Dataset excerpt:
##########
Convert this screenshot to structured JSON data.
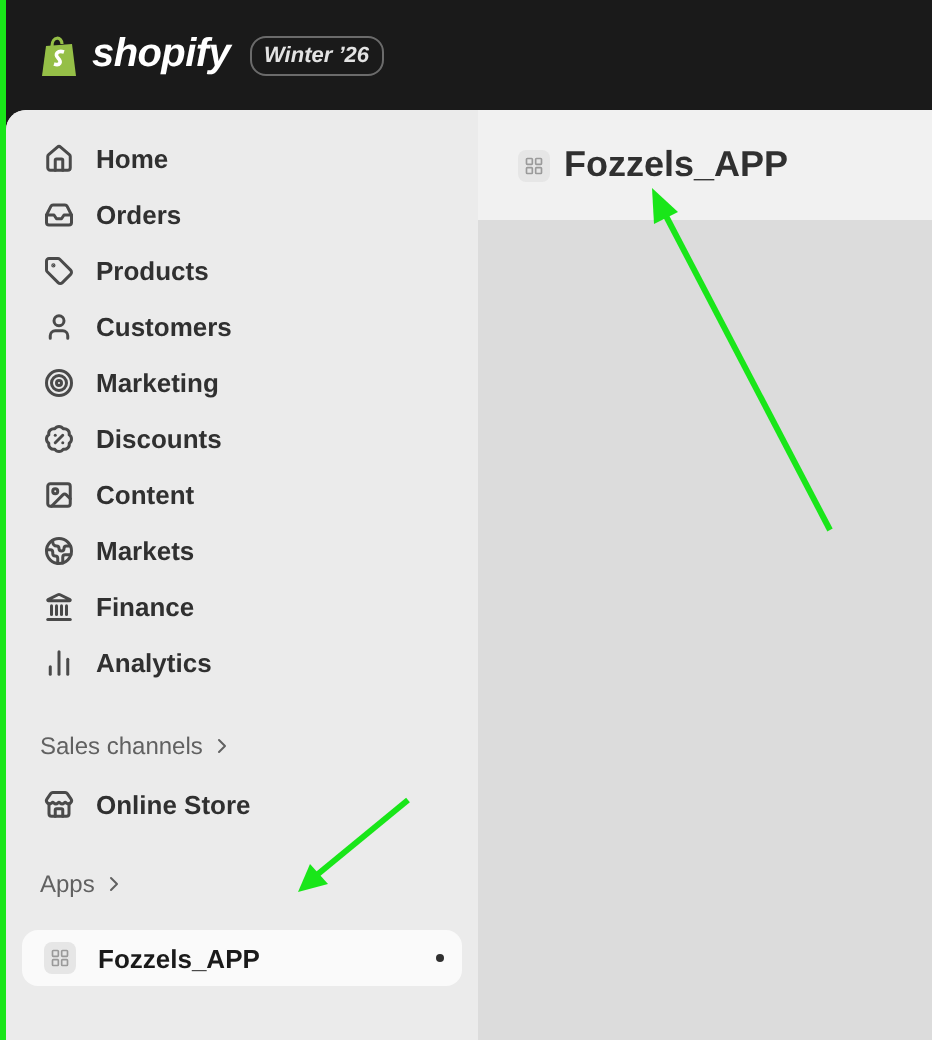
{
  "top_bar": {
    "brand": "shopify",
    "badge": "Winter ’26"
  },
  "sidebar": {
    "items": [
      {
        "label": "Home",
        "selected": false
      },
      {
        "label": "Orders",
        "selected": false
      },
      {
        "label": "Products",
        "selected": false
      },
      {
        "label": "Customers",
        "selected": false
      },
      {
        "label": "Marketing",
        "selected": false
      },
      {
        "label": "Discounts",
        "selected": false
      },
      {
        "label": "Content",
        "selected": false
      },
      {
        "label": "Markets",
        "selected": false
      },
      {
        "label": "Finance",
        "selected": false
      },
      {
        "label": "Analytics",
        "selected": false
      }
    ],
    "sections": [
      {
        "heading": "Sales channels",
        "items": [
          {
            "label": "Online Store",
            "selected": false
          }
        ]
      },
      {
        "heading": "Apps",
        "items": [
          {
            "label": "Fozzels_APP",
            "selected": true
          }
        ]
      }
    ]
  },
  "page": {
    "title": "Fozzels_APP"
  }
}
##########
TASK DIRECTIONS:
Transcribe the records verbatim and omit the images.

REPLY:
Convert this screenshot to structured JSON data.
{
  "top_bar": {
    "brand": "shopify",
    "badge": "Winter ’26"
  },
  "sidebar": {
    "items": [
      {
        "label": "Home",
        "selected": false
      },
      {
        "label": "Orders",
        "selected": false
      },
      {
        "label": "Products",
        "selected": false
      },
      {
        "label": "Customers",
        "selected": false
      },
      {
        "label": "Marketing",
        "selected": false
      },
      {
        "label": "Discounts",
        "selected": false
      },
      {
        "label": "Content",
        "selected": false
      },
      {
        "label": "Markets",
        "selected": false
      },
      {
        "label": "Finance",
        "selected": false
      },
      {
        "label": "Analytics",
        "selected": false
      }
    ],
    "sections": [
      {
        "heading": "Sales channels",
        "items": [
          {
            "label": "Online Store",
            "selected": false
          }
        ]
      },
      {
        "heading": "Apps",
        "items": [
          {
            "label": "Fozzels_APP",
            "selected": true
          }
        ]
      }
    ]
  },
  "page": {
    "title": "Fozzels_APP"
  }
}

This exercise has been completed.